▶ [Challenge]: Return all lines with the word "false" in them.

[Data items]
☆ ☆ ☆ ☆ ☆ ☆ ☆
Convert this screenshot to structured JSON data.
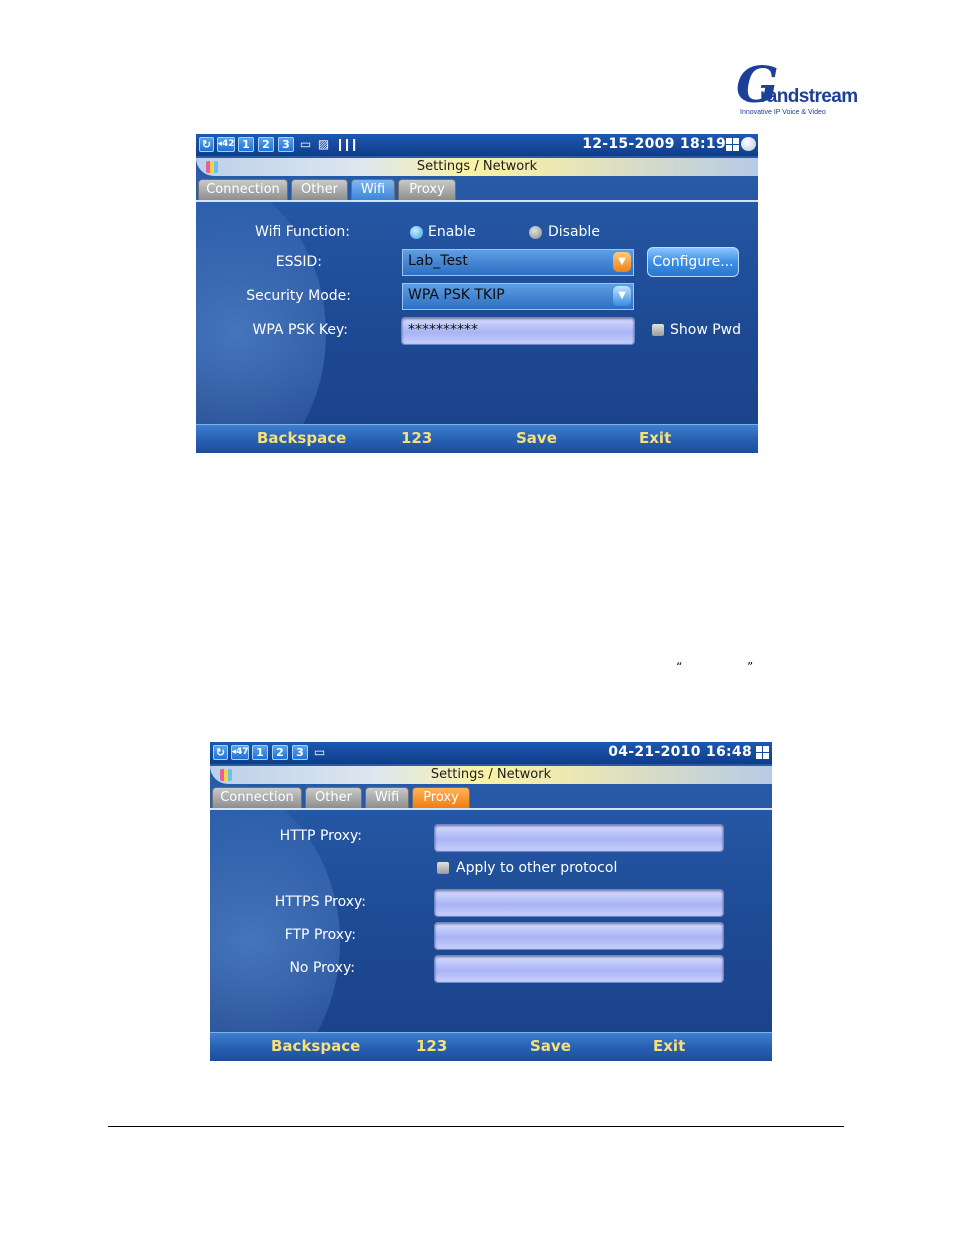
{
  "logo": {
    "mark": "G",
    "word": "randstream",
    "tagline": "Innovative IP Voice & Video"
  },
  "screen1": {
    "status": {
      "volume": "42",
      "lines": [
        "1",
        "2",
        "3"
      ],
      "datetime": "12-15-2009 18:19"
    },
    "title": "Settings / Network",
    "tabs": [
      "Connection",
      "Other",
      "Wifi",
      "Proxy"
    ],
    "active_tab": "Wifi",
    "form": {
      "wifi_function_label": "Wifi Function:",
      "enable_label": "Enable",
      "disable_label": "Disable",
      "wifi_function_value": "Enable",
      "essid_label": "ESSID:",
      "essid_value": "Lab_Test",
      "configure_button": "Configure...",
      "security_mode_label": "Security Mode:",
      "security_mode_value": "WPA PSK TKIP",
      "psk_key_label": "WPA PSK Key:",
      "psk_key_value": "**********",
      "show_pwd_label": "Show Pwd",
      "show_pwd_checked": false
    },
    "softkeys": [
      "Backspace",
      "123",
      "Save",
      "Exit"
    ]
  },
  "quotes": {
    "open": "“",
    "close": "”"
  },
  "screen2": {
    "status": {
      "volume": "47",
      "lines": [
        "1",
        "2",
        "3"
      ],
      "datetime": "04-21-2010 16:48"
    },
    "title": "Settings / Network",
    "tabs": [
      "Connection",
      "Other",
      "Wifi",
      "Proxy"
    ],
    "active_tab": "Proxy",
    "form": {
      "http_proxy_label": "HTTP Proxy:",
      "http_proxy_value": "",
      "apply_other_label": "Apply to other protocol",
      "apply_other_checked": false,
      "https_proxy_label": "HTTPS Proxy:",
      "https_proxy_value": "",
      "ftp_proxy_label": "FTP Proxy:",
      "ftp_proxy_value": "",
      "no_proxy_label": "No Proxy:",
      "no_proxy_value": ""
    },
    "softkeys": [
      "Backspace",
      "123",
      "Save",
      "Exit"
    ]
  },
  "icons": [
    "refresh-icon",
    "speaker-icon",
    "line-icon",
    "folder-icon",
    "network-icon",
    "signal-icon",
    "layout-grid-icon",
    "message-bubble-icon"
  ],
  "colors": {
    "softkey_text": "#f6e07a",
    "active_tab_blue": "#3c84d6",
    "active_tab_orange": "#f27c12",
    "screen_bg": "#1e4b95"
  }
}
☆ ☆ ☆ ☆ ☆ ☆ ☆
▶ [Complete answer]:
      "show_pwd_checked": false
      "apply_other_checked": false,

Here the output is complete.